Work to be completed:
Would you transcribe the listing that follows, character for character, and omit its images?

[Start]

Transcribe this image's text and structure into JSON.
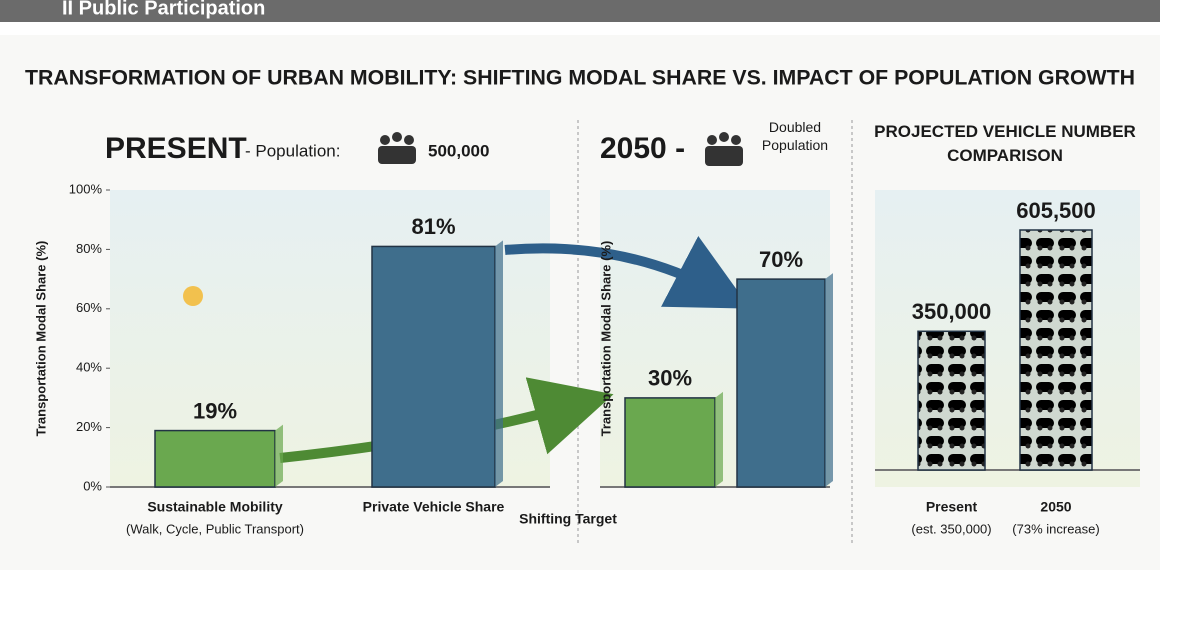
{
  "header": {
    "title": "II Public Participation"
  },
  "title": "TRANSFORMATION OF URBAN MOBILITY: SHIFTING MODAL SHARE VS. IMPACT OF POPULATION GROWTH",
  "chart_data": [
    {
      "type": "bar",
      "title": "PRESENT",
      "subtitle": "- Population:",
      "population": "500,000",
      "ylabel": "Transportation Modal Share (%)",
      "categories": [
        "Sustainable Mobility",
        "Private Vehicle Share"
      ],
      "category_notes": [
        "(Walk, Cycle, Public Transport)",
        null
      ],
      "values": [
        19,
        81
      ],
      "value_labels": [
        "19%",
        "81%"
      ],
      "colors": [
        "#6aa84f",
        "#3f6e8c"
      ],
      "ylim": [
        0,
        100
      ],
      "yticks": [
        {
          "value": 0,
          "label": "0%"
        },
        {
          "value": 20,
          "label": "20%"
        },
        {
          "value": 40,
          "label": "40%"
        },
        {
          "value": 60,
          "label": "60%"
        },
        {
          "value": 80,
          "label": "80%"
        },
        {
          "value": 100,
          "label": "100%"
        }
      ]
    },
    {
      "type": "bar",
      "title": "2050 -",
      "subtitle": "Doubled Population",
      "ylabel": "Transportation Modal Share (%)",
      "categories": [
        null,
        null
      ],
      "values": [
        30,
        70
      ],
      "value_labels": [
        "30%",
        "70%"
      ],
      "colors": [
        "#6aa84f",
        "#3f6e8c"
      ],
      "ylim": [
        0,
        100
      ],
      "annotation": "Shifting Target"
    },
    {
      "type": "bar",
      "title": "PROJECTED VEHICLE NUMBER COMPARISON",
      "categories": [
        "Present",
        "2050"
      ],
      "category_notes": [
        "(est. 350,000)",
        "(73% increase)"
      ],
      "values": [
        350000,
        605500
      ],
      "value_labels": [
        "350,000",
        "605,500"
      ],
      "colors": [
        "#3d6b5a",
        "#7a8a4a"
      ]
    }
  ]
}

[End]

Result of the task:
Transcribe this image's text and structure into JSON.
{
  "header": {
    "title": "II Public Participation"
  },
  "title": "TRANSFORMATION OF URBAN MOBILITY: SHIFTING MODAL SHARE VS. IMPACT OF POPULATION GROWTH",
  "chart_data": [
    {
      "type": "bar",
      "title": "PRESENT",
      "subtitle": "- Population:",
      "population": "500,000",
      "ylabel": "Transportation Modal Share (%)",
      "categories": [
        "Sustainable Mobility",
        "Private Vehicle Share"
      ],
      "category_notes": [
        "(Walk, Cycle, Public Transport)",
        null
      ],
      "values": [
        19,
        81
      ],
      "value_labels": [
        "19%",
        "81%"
      ],
      "colors": [
        "#6aa84f",
        "#3f6e8c"
      ],
      "ylim": [
        0,
        100
      ],
      "yticks": [
        {
          "value": 0,
          "label": "0%"
        },
        {
          "value": 20,
          "label": "20%"
        },
        {
          "value": 40,
          "label": "40%"
        },
        {
          "value": 60,
          "label": "60%"
        },
        {
          "value": 80,
          "label": "80%"
        },
        {
          "value": 100,
          "label": "100%"
        }
      ]
    },
    {
      "type": "bar",
      "title": "2050 -",
      "subtitle": "Doubled Population",
      "ylabel": "Transportation Modal Share (%)",
      "categories": [
        null,
        null
      ],
      "values": [
        30,
        70
      ],
      "value_labels": [
        "30%",
        "70%"
      ],
      "colors": [
        "#6aa84f",
        "#3f6e8c"
      ],
      "ylim": [
        0,
        100
      ],
      "annotation": "Shifting Target"
    },
    {
      "type": "bar",
      "title": "PROJECTED VEHICLE NUMBER COMPARISON",
      "categories": [
        "Present",
        "2050"
      ],
      "category_notes": [
        "(est. 350,000)",
        "(73% increase)"
      ],
      "values": [
        350000,
        605500
      ],
      "value_labels": [
        "350,000",
        "605,500"
      ],
      "colors": [
        "#3d6b5a",
        "#7a8a4a"
      ]
    }
  ]
}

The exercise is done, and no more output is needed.